◆ YOUR GOAL: Gather all lines in the data that hold the string "name".

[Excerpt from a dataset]
(begin)
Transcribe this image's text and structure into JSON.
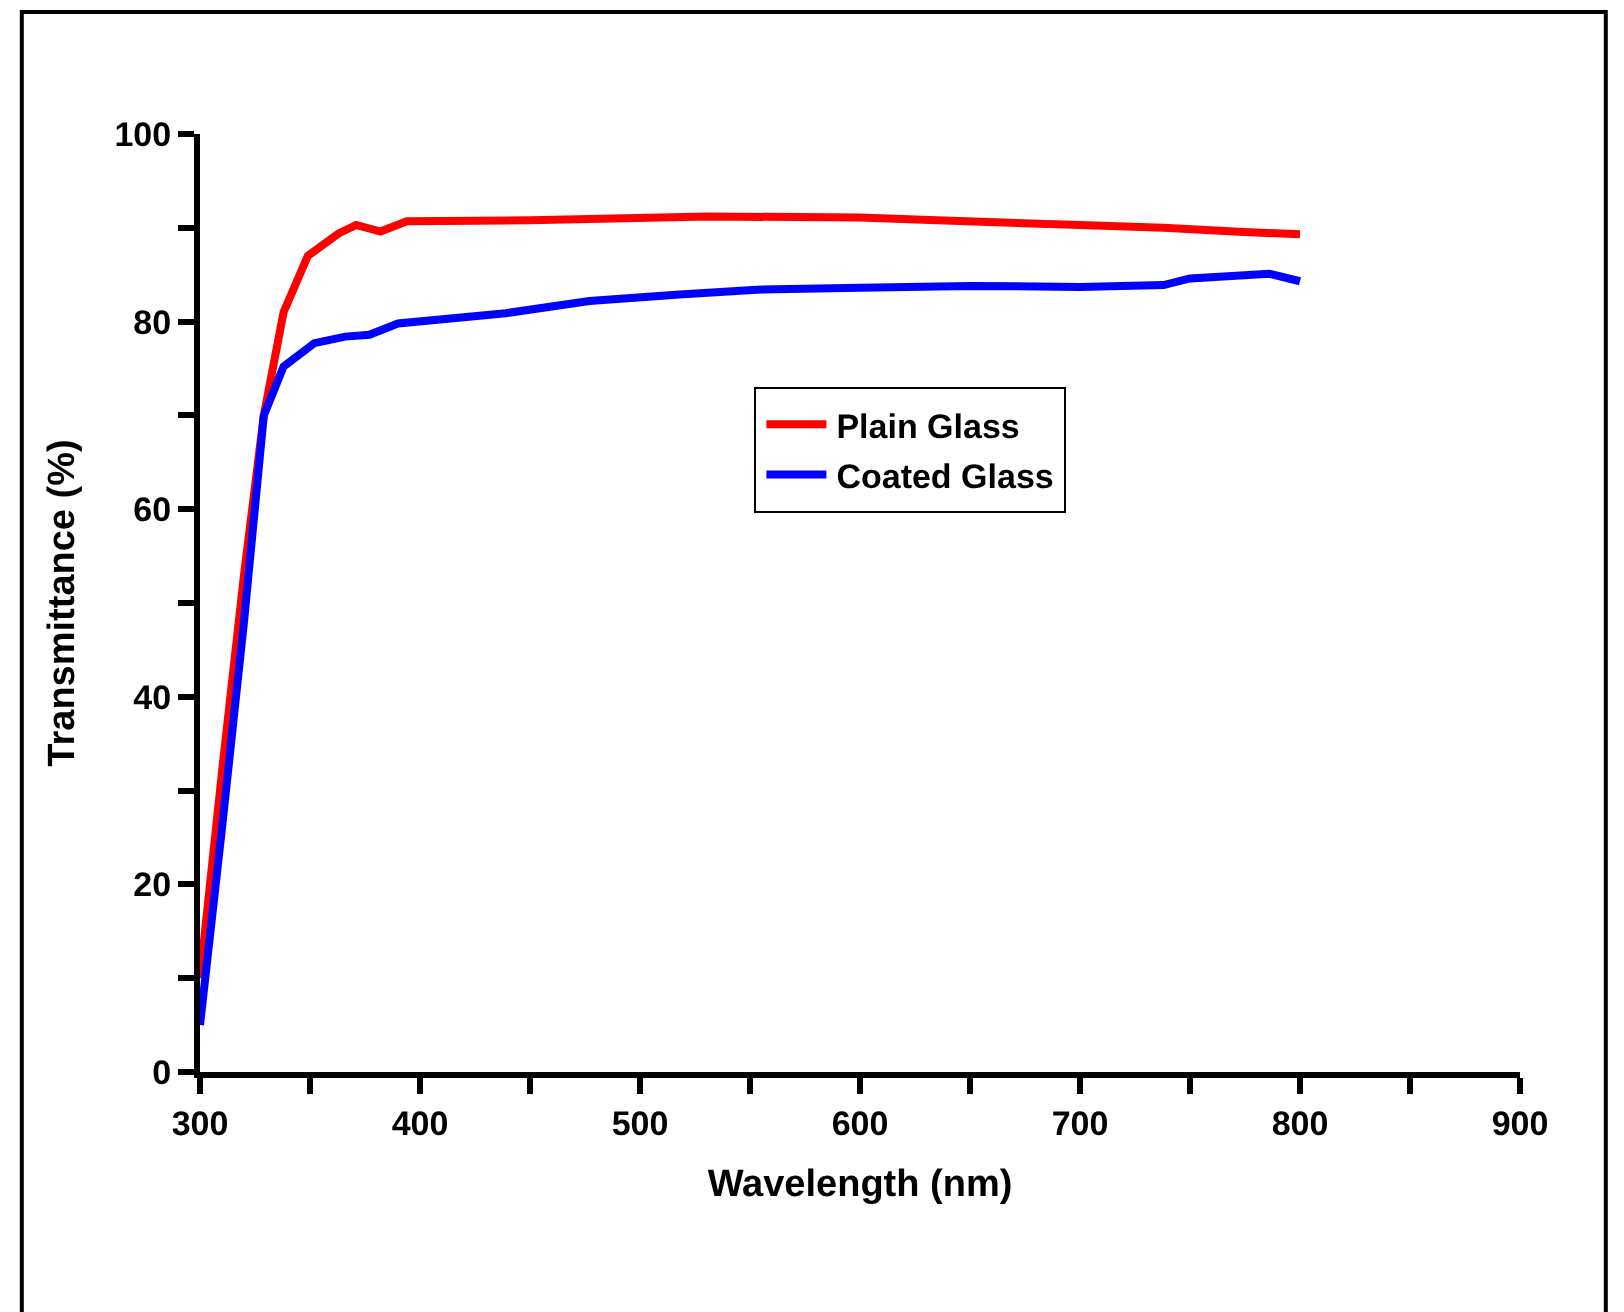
{
  "chart_data": {
    "type": "line",
    "xlabel": "Wavelength (nm)",
    "ylabel": "Transmittance (%)",
    "xlim": [
      300,
      900
    ],
    "ylim": [
      0,
      100
    ],
    "xticks": [
      300,
      {
        "value": 350,
        "label": null
      },
      400,
      {
        "value": 450,
        "label": null
      },
      500,
      {
        "value": 550,
        "label": null
      },
      600,
      {
        "value": 650,
        "label": null
      },
      700,
      {
        "value": 750,
        "label": null
      },
      800,
      {
        "value": 850,
        "label": null
      },
      900
    ],
    "yticks": [
      0,
      {
        "value": 10,
        "label": null
      },
      20,
      {
        "value": 30,
        "label": null
      },
      40,
      {
        "value": 50,
        "label": null
      },
      60,
      {
        "value": 70,
        "label": null
      },
      80,
      {
        "value": 90,
        "label": null
      },
      100
    ],
    "legend": "top right",
    "marker": "none",
    "line_style": "solid",
    "series": [
      {
        "name": "Plain Glass",
        "color": "#ff0000",
        "x": [
          300,
          310,
          320,
          329,
          338,
          349,
          363,
          371,
          382,
          394,
          450,
          531,
          600,
          635,
          700,
          738,
          770,
          800
        ],
        "values": [
          10,
          32,
          53,
          70,
          81,
          87,
          89.4,
          90.3,
          89.6,
          90.7,
          90.8,
          91.2,
          91.1,
          90.8,
          90.3,
          90,
          89.6,
          89.3
        ]
      },
      {
        "name": "Coated Glass",
        "color": "#0000ff",
        "x": [
          300,
          310,
          320,
          329,
          338,
          352,
          366,
          377,
          390,
          439,
          477,
          518,
          553,
          600,
          650,
          700,
          738,
          750,
          786,
          800
        ],
        "values": [
          5,
          26,
          48,
          70,
          75.2,
          77.7,
          78.4,
          78.6,
          79.8,
          80.9,
          82.2,
          82.9,
          83.4,
          83.6,
          83.8,
          83.7,
          83.9,
          84.6,
          85.1,
          84.3
        ]
      }
    ]
  }
}
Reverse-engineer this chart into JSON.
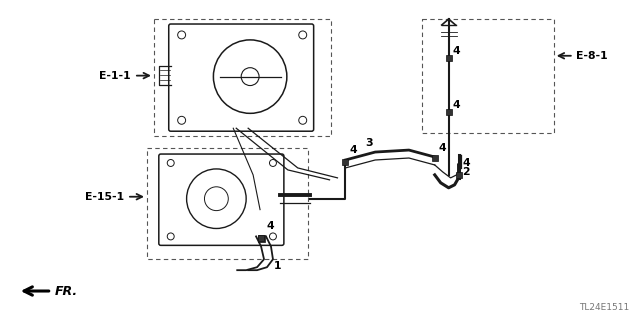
{
  "bg_color": "#ffffff",
  "lc": "#1a1a1a",
  "dc": "#555555",
  "tc": "#000000",
  "label_E11": "E-1-1",
  "label_E151": "E-15-1",
  "label_E81": "E-8-1",
  "label_FR": "FR.",
  "diagram_id": "TL24E1511",
  "figsize": [
    6.4,
    3.19
  ],
  "dpi": 100
}
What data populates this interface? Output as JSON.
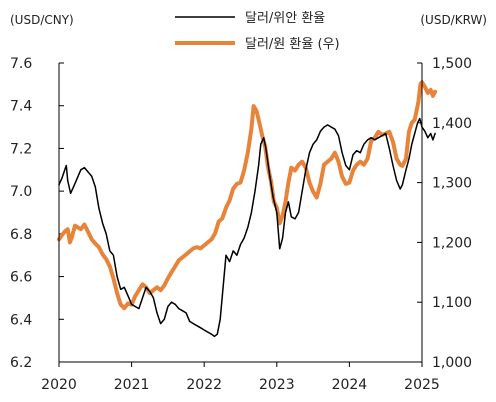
{
  "chart_data": {
    "type": "line",
    "left_axis_label": "(USD/CNY)",
    "right_axis_label": "(USD/KRW)",
    "left_ylim": [
      6.2,
      7.6
    ],
    "right_ylim": [
      1000,
      1500
    ],
    "left_ticks": [
      "7.6",
      "7.4",
      "7.2",
      "7.0",
      "6.8",
      "6.6",
      "6.4",
      "6.2"
    ],
    "right_ticks": [
      "1,500",
      "1,400",
      "1,300",
      "1,200",
      "1,100",
      "1,000"
    ],
    "x_ticks": [
      "2020",
      "2021",
      "2022",
      "2023",
      "2024",
      "2025"
    ],
    "xlim": [
      2020,
      2025
    ],
    "grid": false,
    "legend_position": "top-center",
    "series": [
      {
        "name": "달러/위안 환율",
        "axis": "left",
        "color": "#000000",
        "points": [
          [
            2020.0,
            7.03
          ],
          [
            2020.04,
            7.06
          ],
          [
            2020.08,
            7.1
          ],
          [
            2020.1,
            7.12
          ],
          [
            2020.12,
            7.05
          ],
          [
            2020.16,
            6.99
          ],
          [
            2020.2,
            7.02
          ],
          [
            2020.25,
            7.06
          ],
          [
            2020.3,
            7.1
          ],
          [
            2020.35,
            7.11
          ],
          [
            2020.4,
            7.09
          ],
          [
            2020.45,
            7.07
          ],
          [
            2020.5,
            7.02
          ],
          [
            2020.55,
            6.92
          ],
          [
            2020.6,
            6.85
          ],
          [
            2020.65,
            6.8
          ],
          [
            2020.7,
            6.72
          ],
          [
            2020.75,
            6.7
          ],
          [
            2020.8,
            6.6
          ],
          [
            2020.85,
            6.54
          ],
          [
            2020.9,
            6.55
          ],
          [
            2020.95,
            6.51
          ],
          [
            2021.0,
            6.47
          ],
          [
            2021.05,
            6.46
          ],
          [
            2021.1,
            6.45
          ],
          [
            2021.15,
            6.5
          ],
          [
            2021.2,
            6.55
          ],
          [
            2021.25,
            6.53
          ],
          [
            2021.3,
            6.5
          ],
          [
            2021.35,
            6.43
          ],
          [
            2021.4,
            6.38
          ],
          [
            2021.45,
            6.4
          ],
          [
            2021.5,
            6.46
          ],
          [
            2021.55,
            6.48
          ],
          [
            2021.6,
            6.47
          ],
          [
            2021.65,
            6.45
          ],
          [
            2021.7,
            6.44
          ],
          [
            2021.75,
            6.43
          ],
          [
            2021.8,
            6.39
          ],
          [
            2021.85,
            6.38
          ],
          [
            2021.9,
            6.37
          ],
          [
            2021.95,
            6.36
          ],
          [
            2022.0,
            6.35
          ],
          [
            2022.05,
            6.34
          ],
          [
            2022.1,
            6.33
          ],
          [
            2022.14,
            6.32
          ],
          [
            2022.18,
            6.33
          ],
          [
            2022.22,
            6.4
          ],
          [
            2022.26,
            6.55
          ],
          [
            2022.3,
            6.7
          ],
          [
            2022.35,
            6.67
          ],
          [
            2022.4,
            6.72
          ],
          [
            2022.45,
            6.7
          ],
          [
            2022.5,
            6.75
          ],
          [
            2022.55,
            6.78
          ],
          [
            2022.6,
            6.83
          ],
          [
            2022.65,
            6.9
          ],
          [
            2022.7,
            7.0
          ],
          [
            2022.75,
            7.12
          ],
          [
            2022.78,
            7.22
          ],
          [
            2022.82,
            7.25
          ],
          [
            2022.85,
            7.2
          ],
          [
            2022.9,
            7.08
          ],
          [
            2022.95,
            6.97
          ],
          [
            2023.0,
            6.9
          ],
          [
            2023.04,
            6.73
          ],
          [
            2023.08,
            6.78
          ],
          [
            2023.12,
            6.9
          ],
          [
            2023.16,
            6.95
          ],
          [
            2023.2,
            6.88
          ],
          [
            2023.25,
            6.87
          ],
          [
            2023.3,
            6.9
          ],
          [
            2023.35,
            7.0
          ],
          [
            2023.4,
            7.1
          ],
          [
            2023.45,
            7.18
          ],
          [
            2023.5,
            7.22
          ],
          [
            2023.55,
            7.24
          ],
          [
            2023.6,
            7.28
          ],
          [
            2023.65,
            7.3
          ],
          [
            2023.7,
            7.31
          ],
          [
            2023.75,
            7.3
          ],
          [
            2023.8,
            7.29
          ],
          [
            2023.85,
            7.26
          ],
          [
            2023.9,
            7.18
          ],
          [
            2023.95,
            7.12
          ],
          [
            2024.0,
            7.1
          ],
          [
            2024.05,
            7.17
          ],
          [
            2024.1,
            7.19
          ],
          [
            2024.15,
            7.18
          ],
          [
            2024.2,
            7.22
          ],
          [
            2024.25,
            7.24
          ],
          [
            2024.3,
            7.25
          ],
          [
            2024.35,
            7.24
          ],
          [
            2024.4,
            7.25
          ],
          [
            2024.45,
            7.26
          ],
          [
            2024.5,
            7.27
          ],
          [
            2024.55,
            7.2
          ],
          [
            2024.6,
            7.12
          ],
          [
            2024.65,
            7.05
          ],
          [
            2024.7,
            7.01
          ],
          [
            2024.73,
            7.03
          ],
          [
            2024.78,
            7.1
          ],
          [
            2024.82,
            7.15
          ],
          [
            2024.86,
            7.22
          ],
          [
            2024.9,
            7.27
          ],
          [
            2024.94,
            7.32
          ],
          [
            2024.97,
            7.34
          ],
          [
            2025.0,
            7.3
          ],
          [
            2025.04,
            7.28
          ],
          [
            2025.08,
            7.25
          ],
          [
            2025.12,
            7.27
          ],
          [
            2025.15,
            7.24
          ],
          [
            2025.18,
            7.27
          ]
        ]
      },
      {
        "name": "달러/원 환율 (우)",
        "axis": "right",
        "color": "#E8833A",
        "points": [
          [
            2020.0,
            1205
          ],
          [
            2020.04,
            1212
          ],
          [
            2020.08,
            1218
          ],
          [
            2020.12,
            1222
          ],
          [
            2020.15,
            1200
          ],
          [
            2020.18,
            1210
          ],
          [
            2020.22,
            1228
          ],
          [
            2020.26,
            1225
          ],
          [
            2020.3,
            1222
          ],
          [
            2020.35,
            1230
          ],
          [
            2020.4,
            1218
          ],
          [
            2020.45,
            1205
          ],
          [
            2020.5,
            1198
          ],
          [
            2020.55,
            1192
          ],
          [
            2020.6,
            1180
          ],
          [
            2020.65,
            1172
          ],
          [
            2020.7,
            1160
          ],
          [
            2020.75,
            1140
          ],
          [
            2020.8,
            1115
          ],
          [
            2020.85,
            1096
          ],
          [
            2020.9,
            1090
          ],
          [
            2020.95,
            1098
          ],
          [
            2021.0,
            1096
          ],
          [
            2021.05,
            1110
          ],
          [
            2021.1,
            1120
          ],
          [
            2021.15,
            1130
          ],
          [
            2021.2,
            1125
          ],
          [
            2021.25,
            1115
          ],
          [
            2021.3,
            1120
          ],
          [
            2021.35,
            1125
          ],
          [
            2021.4,
            1120
          ],
          [
            2021.45,
            1128
          ],
          [
            2021.5,
            1140
          ],
          [
            2021.55,
            1150
          ],
          [
            2021.6,
            1160
          ],
          [
            2021.65,
            1170
          ],
          [
            2021.7,
            1175
          ],
          [
            2021.75,
            1180
          ],
          [
            2021.8,
            1185
          ],
          [
            2021.85,
            1190
          ],
          [
            2021.9,
            1192
          ],
          [
            2021.95,
            1190
          ],
          [
            2022.0,
            1195
          ],
          [
            2022.05,
            1200
          ],
          [
            2022.1,
            1205
          ],
          [
            2022.15,
            1215
          ],
          [
            2022.2,
            1235
          ],
          [
            2022.25,
            1240
          ],
          [
            2022.3,
            1258
          ],
          [
            2022.35,
            1270
          ],
          [
            2022.4,
            1290
          ],
          [
            2022.45,
            1298
          ],
          [
            2022.5,
            1300
          ],
          [
            2022.55,
            1320
          ],
          [
            2022.6,
            1350
          ],
          [
            2022.65,
            1390
          ],
          [
            2022.68,
            1428
          ],
          [
            2022.72,
            1420
          ],
          [
            2022.76,
            1400
          ],
          [
            2022.8,
            1378
          ],
          [
            2022.84,
            1360
          ],
          [
            2022.88,
            1325
          ],
          [
            2022.92,
            1302
          ],
          [
            2022.96,
            1268
          ],
          [
            2023.0,
            1258
          ],
          [
            2023.04,
            1232
          ],
          [
            2023.08,
            1245
          ],
          [
            2023.12,
            1268
          ],
          [
            2023.16,
            1300
          ],
          [
            2023.2,
            1325
          ],
          [
            2023.25,
            1320
          ],
          [
            2023.3,
            1330
          ],
          [
            2023.35,
            1335
          ],
          [
            2023.4,
            1325
          ],
          [
            2023.45,
            1300
          ],
          [
            2023.5,
            1285
          ],
          [
            2023.55,
            1275
          ],
          [
            2023.6,
            1298
          ],
          [
            2023.65,
            1330
          ],
          [
            2023.7,
            1335
          ],
          [
            2023.75,
            1340
          ],
          [
            2023.8,
            1350
          ],
          [
            2023.85,
            1335
          ],
          [
            2023.9,
            1310
          ],
          [
            2023.95,
            1298
          ],
          [
            2024.0,
            1300
          ],
          [
            2024.05,
            1320
          ],
          [
            2024.1,
            1330
          ],
          [
            2024.15,
            1335
          ],
          [
            2024.2,
            1330
          ],
          [
            2024.25,
            1340
          ],
          [
            2024.3,
            1370
          ],
          [
            2024.35,
            1375
          ],
          [
            2024.4,
            1385
          ],
          [
            2024.45,
            1380
          ],
          [
            2024.5,
            1382
          ],
          [
            2024.55,
            1385
          ],
          [
            2024.6,
            1368
          ],
          [
            2024.65,
            1340
          ],
          [
            2024.7,
            1330
          ],
          [
            2024.73,
            1328
          ],
          [
            2024.78,
            1340
          ],
          [
            2024.82,
            1385
          ],
          [
            2024.86,
            1400
          ],
          [
            2024.9,
            1405
          ],
          [
            2024.95,
            1435
          ],
          [
            2024.98,
            1465
          ],
          [
            2025.0,
            1468
          ],
          [
            2025.04,
            1460
          ],
          [
            2025.08,
            1450
          ],
          [
            2025.12,
            1455
          ],
          [
            2025.15,
            1445
          ],
          [
            2025.18,
            1452
          ]
        ]
      }
    ]
  }
}
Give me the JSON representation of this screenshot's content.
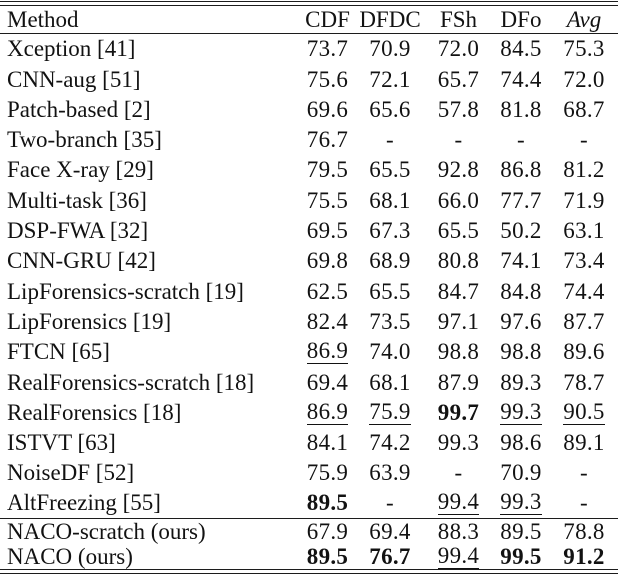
{
  "paper_table": {
    "columns": [
      {
        "label": "Method",
        "align": "left",
        "italic": false
      },
      {
        "label": "CDF",
        "align": "center",
        "italic": false
      },
      {
        "label": "DFDC",
        "align": "center",
        "italic": false
      },
      {
        "label": "FSh",
        "align": "center",
        "italic": false
      },
      {
        "label": "DFo",
        "align": "center",
        "italic": false
      },
      {
        "label": "Avg",
        "align": "center",
        "italic": true
      }
    ],
    "groups": [
      {
        "name": "prior-methods",
        "rows": [
          {
            "method": "Xception [41]",
            "cells": [
              {
                "t": "73.7"
              },
              {
                "t": "70.9"
              },
              {
                "t": "72.0"
              },
              {
                "t": "84.5"
              },
              {
                "t": "75.3"
              }
            ]
          },
          {
            "method": "CNN-aug [51]",
            "cells": [
              {
                "t": "75.6"
              },
              {
                "t": "72.1"
              },
              {
                "t": "65.7"
              },
              {
                "t": "74.4"
              },
              {
                "t": "72.0"
              }
            ]
          },
          {
            "method": "Patch-based [2]",
            "cells": [
              {
                "t": "69.6"
              },
              {
                "t": "65.6"
              },
              {
                "t": "57.8"
              },
              {
                "t": "81.8"
              },
              {
                "t": "68.7"
              }
            ]
          },
          {
            "method": "Two-branch [35]",
            "cells": [
              {
                "t": "76.7"
              },
              {
                "t": "-"
              },
              {
                "t": "-"
              },
              {
                "t": "-"
              },
              {
                "t": "-"
              }
            ]
          },
          {
            "method": "Face X-ray [29]",
            "cells": [
              {
                "t": "79.5"
              },
              {
                "t": "65.5"
              },
              {
                "t": "92.8"
              },
              {
                "t": "86.8"
              },
              {
                "t": "81.2"
              }
            ]
          },
          {
            "method": "Multi-task [36]",
            "cells": [
              {
                "t": "75.5"
              },
              {
                "t": "68.1"
              },
              {
                "t": "66.0"
              },
              {
                "t": "77.7"
              },
              {
                "t": "71.9"
              }
            ]
          },
          {
            "method": "DSP-FWA [32]",
            "cells": [
              {
                "t": "69.5"
              },
              {
                "t": "67.3"
              },
              {
                "t": "65.5"
              },
              {
                "t": "50.2"
              },
              {
                "t": "63.1"
              }
            ]
          },
          {
            "method": "CNN-GRU [42]",
            "cells": [
              {
                "t": "69.8"
              },
              {
                "t": "68.9"
              },
              {
                "t": "80.8"
              },
              {
                "t": "74.1"
              },
              {
                "t": "73.4"
              }
            ]
          },
          {
            "method": "LipForensics-scratch [19]",
            "cells": [
              {
                "t": "62.5"
              },
              {
                "t": "65.5"
              },
              {
                "t": "84.7"
              },
              {
                "t": "84.8"
              },
              {
                "t": "74.4"
              }
            ]
          },
          {
            "method": "LipForensics [19]",
            "cells": [
              {
                "t": "82.4"
              },
              {
                "t": "73.5"
              },
              {
                "t": "97.1"
              },
              {
                "t": "97.6"
              },
              {
                "t": "87.7"
              }
            ]
          },
          {
            "method": "FTCN [65]",
            "cells": [
              {
                "t": "86.9",
                "u": true
              },
              {
                "t": "74.0"
              },
              {
                "t": "98.8"
              },
              {
                "t": "98.8"
              },
              {
                "t": "89.6"
              }
            ]
          },
          {
            "method": "RealForensics-scratch [18]",
            "cells": [
              {
                "t": "69.4"
              },
              {
                "t": "68.1"
              },
              {
                "t": "87.9"
              },
              {
                "t": "89.3"
              },
              {
                "t": "78.7"
              }
            ]
          },
          {
            "method": "RealForensics [18]",
            "cells": [
              {
                "t": "86.9",
                "u": true
              },
              {
                "t": "75.9",
                "u": true
              },
              {
                "t": "99.7",
                "b": true
              },
              {
                "t": "99.3",
                "u": true
              },
              {
                "t": "90.5",
                "u": true
              }
            ]
          },
          {
            "method": "ISTVT [63]",
            "cells": [
              {
                "t": "84.1"
              },
              {
                "t": "74.2"
              },
              {
                "t": "99.3"
              },
              {
                "t": "98.6"
              },
              {
                "t": "89.1"
              }
            ]
          },
          {
            "method": "NoiseDF [52]",
            "cells": [
              {
                "t": "75.9"
              },
              {
                "t": "63.9"
              },
              {
                "t": "-"
              },
              {
                "t": "70.9"
              },
              {
                "t": "-"
              }
            ]
          },
          {
            "method": "AltFreezing [55]",
            "cells": [
              {
                "t": "89.5",
                "b": true
              },
              {
                "t": "-"
              },
              {
                "t": "99.4",
                "u": true
              },
              {
                "t": "99.3",
                "u": true
              },
              {
                "t": "-"
              }
            ]
          }
        ]
      },
      {
        "name": "ours",
        "rows": [
          {
            "method": "NACO-scratch (ours)",
            "cells": [
              {
                "t": "67.9"
              },
              {
                "t": "69.4"
              },
              {
                "t": "88.3"
              },
              {
                "t": "89.5"
              },
              {
                "t": "78.8"
              }
            ]
          },
          {
            "method": "NACO (ours)",
            "cells": [
              {
                "t": "89.5",
                "b": true
              },
              {
                "t": "76.7",
                "b": true
              },
              {
                "t": "99.4",
                "u": true
              },
              {
                "t": "99.5",
                "b": true
              },
              {
                "t": "91.2",
                "b": true
              }
            ]
          }
        ]
      }
    ],
    "colors": {
      "text": "#121212",
      "rule": "#1c1c1c",
      "background": "#ffffff"
    }
  }
}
(end)
◆ SOLUTION:
        "name": "Plain Glass",
        "name": "Coated Glass",
        "name": "달러/위안 환율",
        "name": "달러/원 환율 (우)",
        "name": "prior-methods",
        "name": "ours",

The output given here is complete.